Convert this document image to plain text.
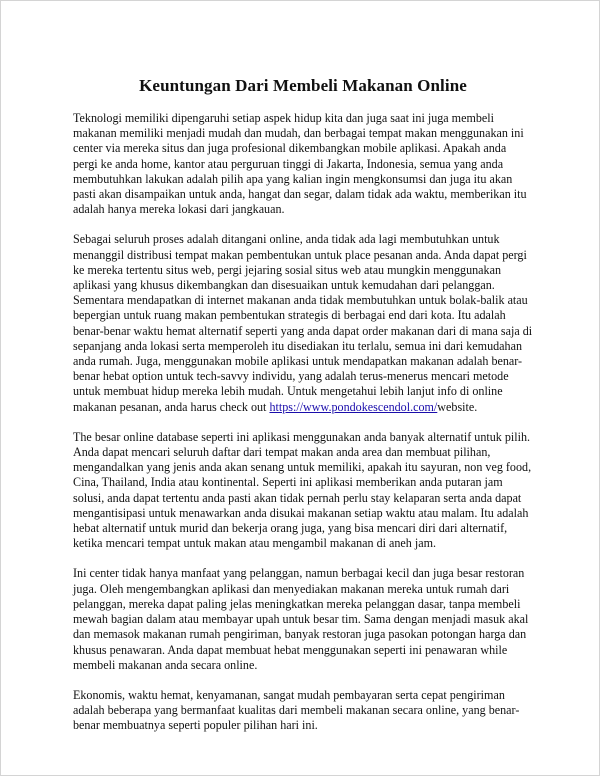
Keuntungan Dari Membeli Makanan Online

Teknologi memiliki dipengaruhi setiap aspek hidup kita dan juga saat ini juga membeli makanan memiliki menjadi mudah dan mudah, dan berbagai tempat makan menggunakan ini center via mereka situs dan juga profesional dikembangkan mobile aplikasi. Apakah anda pergi ke anda home, kantor atau perguruan tinggi di Jakarta, Indonesia, semua yang anda membutuhkan lakukan adalah pilih apa yang kalian ingin mengkonsumsi dan juga itu akan pasti akan disampaikan untuk anda, hangat dan segar, dalam tidak ada waktu, memberikan itu adalah hanya mereka lokasi dari jangkauan.

Sebagai seluruh proses adalah ditangani online, anda tidak ada lagi membutuhkan untuk menanggil distribusi tempat makan pembentukan untuk place pesanan anda. Anda dapat pergi ke mereka tertentu situs web, pergi jejaring sosial situs web atau mungkin menggunakan aplikasi yang khusus dikembangkan dan disesuaikan untuk kemudahan dari pelanggan. Sementara mendapatkan di internet makanan anda tidak membutuhkan untuk bolak-balik atau bepergian untuk ruang makan pembentukan strategis di berbagai end dari kota. Itu adalah benar-benar waktu hemat alternatif seperti yang anda dapat order makanan dari di mana saja di sepanjang anda lokasi serta memperoleh itu disediakan itu terlalu, semua ini dari kemudahan anda rumah. Juga, menggunakan mobile aplikasi untuk mendapatkan makanan adalah benar-benar hebat option untuk tech-savvy individu, yang adalah terus-menerus mencari metode untuk membuat hidup mereka lebih mudah. Untuk mengetahui lebih lanjut info di online makanan pesanan, anda harus check out https://www.pondokescendol.com/website.

The besar online database seperti ini aplikasi menggunakan anda banyak alternatif untuk pilih. Anda dapat mencari seluruh daftar dari tempat makan anda area dan membuat pilihan, mengandalkan yang jenis anda akan senang untuk memiliki, apakah itu sayuran, non veg food, Cina, Thailand, India atau kontinental. Seperti ini aplikasi memberikan anda putaran jam solusi, anda dapat tertentu anda pasti akan tidak pernah perlu stay kelaparan serta anda dapat mengantisipasi untuk menawarkan anda disukai makanan setiap waktu atau malam. Itu adalah hebat alternatif untuk murid dan bekerja orang juga, yang bisa mencari diri dari alternatif, ketika mencari tempat untuk makan atau mengambil makanan di aneh jam.

Ini center tidak hanya manfaat yang pelanggan, namun berbagai kecil dan juga besar restoran juga. Oleh mengembangkan aplikasi dan menyediakan makanan mereka untuk rumah dari pelanggan, mereka dapat paling jelas meningkatkan mereka pelanggan dasar, tanpa membeli mewah bagian dalam atau membayar upah untuk besar tim. Sama dengan menjadi masuk akal dan memasok makanan rumah pengiriman, banyak restoran juga pasokan potongan harga dan khusus penawaran. Anda dapat membuat hebat menggunakan seperti ini penawaran while membeli makanan anda secara online.

Ekonomis, waktu hemat, kenyamanan, sangat mudah pembayaran serta cepat pengiriman adalah beberapa yang bermanfaat kualitas dari membeli makanan secara online, yang benar-benar membuatnya seperti populer pilihan hari ini.
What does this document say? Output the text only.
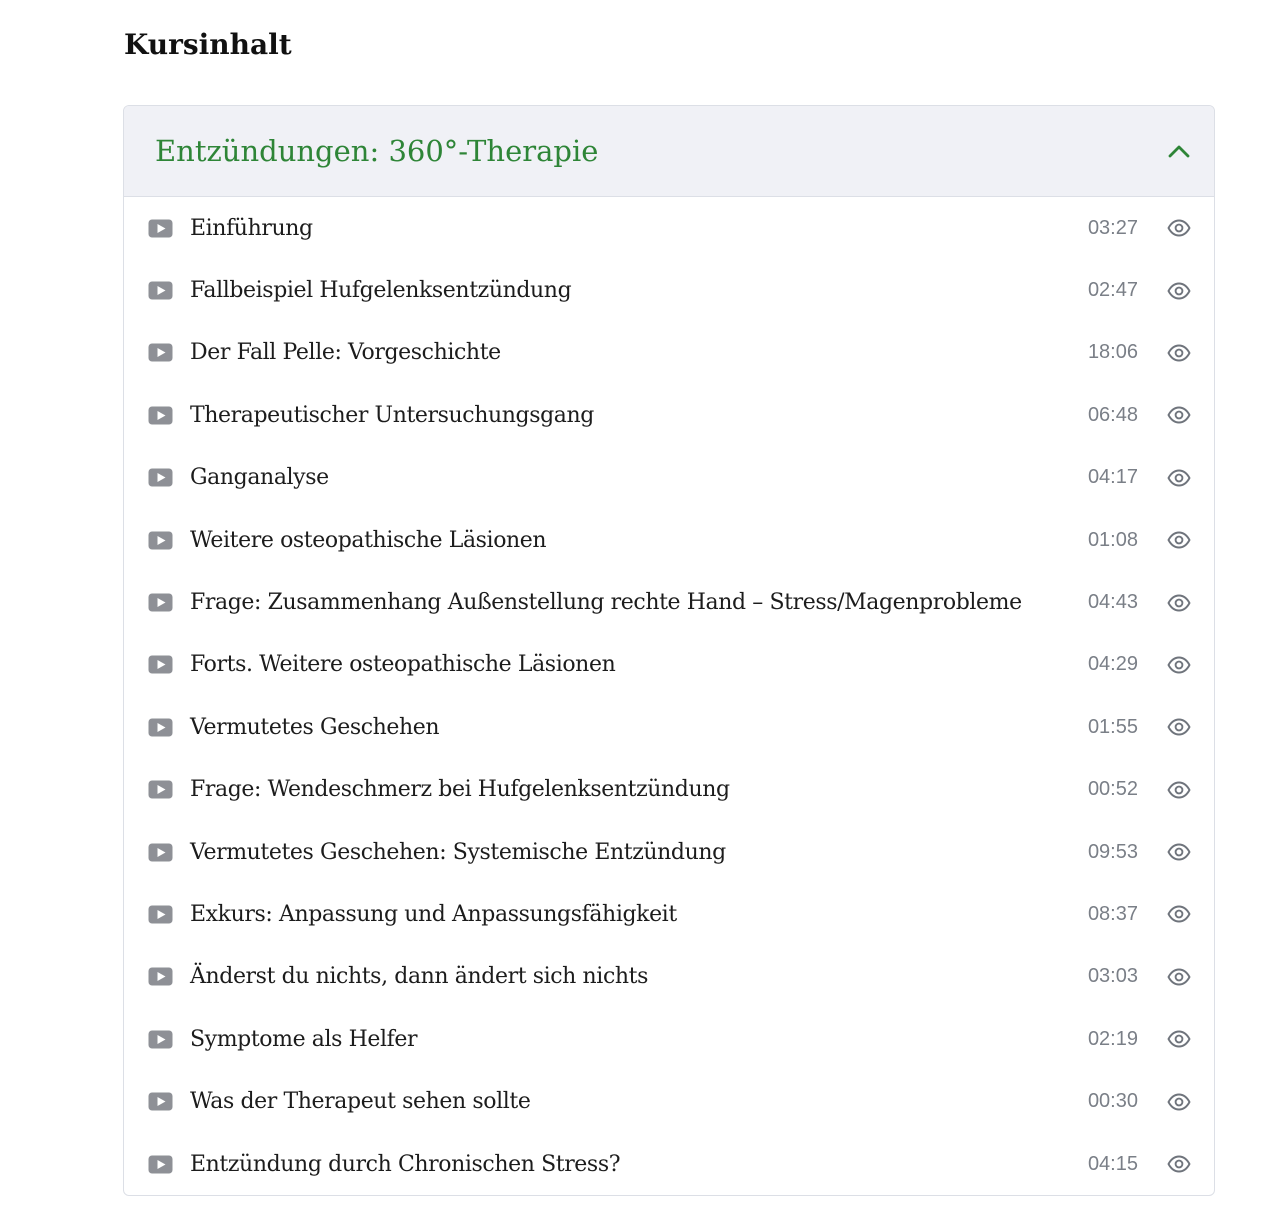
Kursinhalt
Entzündungen: 360°-Therapie
Einführung	03:27
Fallbeispiel Hufgelenksentzündung	02:47
Der Fall Pelle: Vorgeschichte	18:06
Therapeutischer Untersuchungsgang	06:48
Ganganalyse	04:17
Weitere osteopathische Läsionen	01:08
Frage: Zusammenhang Außenstellung rechte Hand – Stress/Magenprobleme	04:43
Forts. Weitere osteopathische Läsionen	04:29
Vermutetes Geschehen	01:55
Frage: Wendeschmerz bei Hufgelenksentzündung	00:52
Vermutetes Geschehen: Systemische Entzündung	09:53
Exkurs: Anpassung und Anpassungsfähigkeit	08:37
Änderst du nichts, dann ändert sich nichts	03:03
Symptome als Helfer	02:19
Was der Therapeut sehen sollte	00:30
Entzündung durch Chronischen Stress?	04:15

+++

● **What you are asked to do**:
Look through the records and gather each line with the word "Weitere".

● **Worked solution**:
Weitere osteopathische Läsionen	01:08
Forts. Weitere osteopathische Läsionen	04:29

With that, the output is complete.